(begin)

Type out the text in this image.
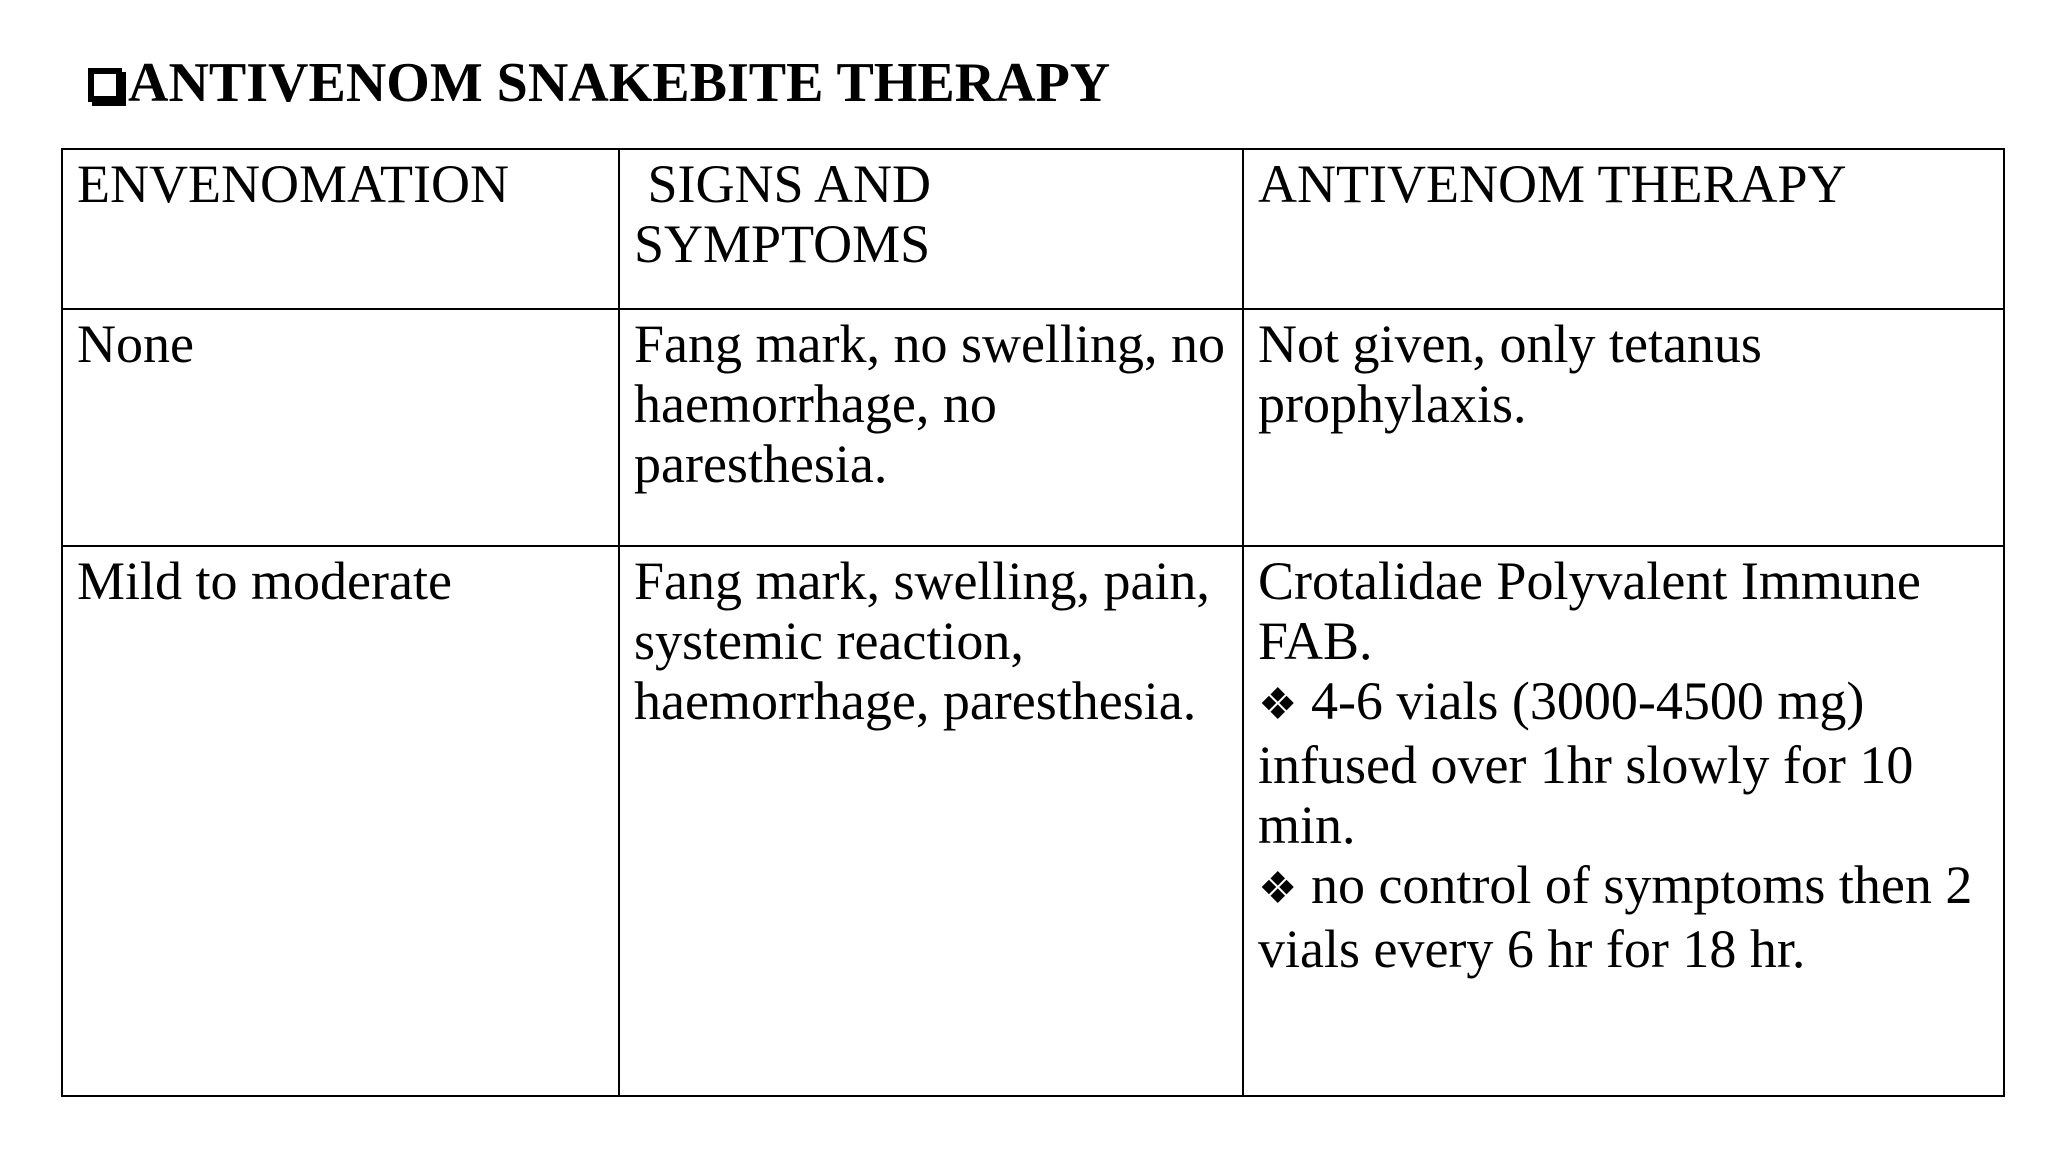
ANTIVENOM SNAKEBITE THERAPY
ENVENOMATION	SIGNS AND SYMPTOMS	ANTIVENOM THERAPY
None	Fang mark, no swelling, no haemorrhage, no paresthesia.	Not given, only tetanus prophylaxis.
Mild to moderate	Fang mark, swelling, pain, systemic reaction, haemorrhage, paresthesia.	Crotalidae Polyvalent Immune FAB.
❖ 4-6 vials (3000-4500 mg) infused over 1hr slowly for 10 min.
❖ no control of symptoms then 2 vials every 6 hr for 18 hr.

(end)

Required task: Skip the images and write out the rest of the listing exactly.

Written solution:
Type out the text in this image.
ANTIVENOM SNAKEBITE THERAPY
ENVENOMATION	SIGNS AND SYMPTOMS	ANTIVENOM THERAPY
None	Fang mark, no swelling, no haemorrhage, no paresthesia.	Not given, only tetanus prophylaxis.
Mild to moderate	Fang mark, swelling, pain, systemic reaction, haemorrhage, paresthesia.	Crotalidae Polyvalent Immune FAB.
❖ 4-6 vials (3000-4500 mg) infused over 1hr slowly for 10 min.
❖ no control of symptoms then 2 vials every 6 hr for 18 hr.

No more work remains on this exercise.